*Work to complete*
Leave out the pictures and repeat everything else in the records exactly.

(Records from a data collection)
§ §

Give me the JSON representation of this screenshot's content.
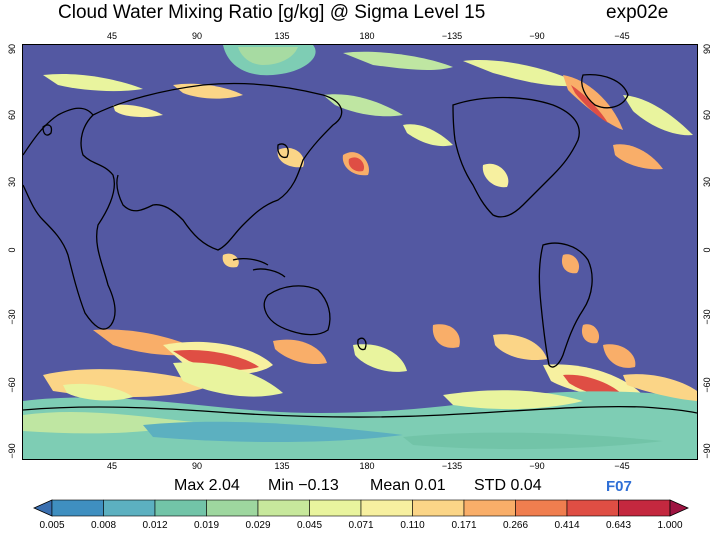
{
  "header": {
    "title": "Cloud Water Mixing Ratio [g/kg]  @ Sigma Level 15",
    "experiment": "exp02e"
  },
  "map": {
    "lon_ticks_top": [
      "45",
      "90",
      "135",
      "180",
      "−135",
      "−90",
      "−45"
    ],
    "lon_ticks_bottom": [
      "45",
      "90",
      "135",
      "180",
      "−135",
      "−90",
      "−45"
    ],
    "lat_ticks": [
      "90",
      "60",
      "30",
      "0",
      "−30",
      "−60",
      "−90"
    ],
    "colors": {
      "background": "#5358a2",
      "coast": "#000000"
    }
  },
  "stats": {
    "max": "Max 2.04",
    "min": "Min −0.13",
    "mean": "Mean 0.01",
    "std": "STD 0.04"
  },
  "tag": "F07",
  "colorbar": {
    "labels": [
      "0.005",
      "0.008",
      "0.012",
      "0.019",
      "0.029",
      "0.045",
      "0.071",
      "0.110",
      "0.171",
      "0.266",
      "0.414",
      "0.643",
      "1.000"
    ],
    "colors": [
      "#3a6fb0",
      "#3f8fc0",
      "#5cb0c0",
      "#72c4a8",
      "#9ed79f",
      "#c7e89c",
      "#e9f49e",
      "#f7f0a0",
      "#fbd587",
      "#f9ae69",
      "#f07e4f",
      "#df4e44",
      "#c4283f",
      "#9e1442"
    ]
  }
}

§ §

*Answer to the problem*
Give me the JSON representation of this screenshot's content.
{
  "header": {
    "title": "Cloud Water Mixing Ratio [g/kg]  @ Sigma Level 15",
    "experiment": "exp02e"
  },
  "map": {
    "lon_ticks_top": [
      "45",
      "90",
      "135",
      "180",
      "−135",
      "−90",
      "−45"
    ],
    "lon_ticks_bottom": [
      "45",
      "90",
      "135",
      "180",
      "−135",
      "−90",
      "−45"
    ],
    "lat_ticks": [
      "90",
      "60",
      "30",
      "0",
      "−30",
      "−60",
      "−90"
    ],
    "colors": {
      "background": "#5358a2",
      "coast": "#000000"
    }
  },
  "stats": {
    "max": "Max 2.04",
    "min": "Min −0.13",
    "mean": "Mean 0.01",
    "std": "STD 0.04"
  },
  "tag": "F07",
  "colorbar": {
    "labels": [
      "0.005",
      "0.008",
      "0.012",
      "0.019",
      "0.029",
      "0.045",
      "0.071",
      "0.110",
      "0.171",
      "0.266",
      "0.414",
      "0.643",
      "1.000"
    ],
    "colors": [
      "#3a6fb0",
      "#3f8fc0",
      "#5cb0c0",
      "#72c4a8",
      "#9ed79f",
      "#c7e89c",
      "#e9f49e",
      "#f7f0a0",
      "#fbd587",
      "#f9ae69",
      "#f07e4f",
      "#df4e44",
      "#c4283f",
      "#9e1442"
    ]
  }
}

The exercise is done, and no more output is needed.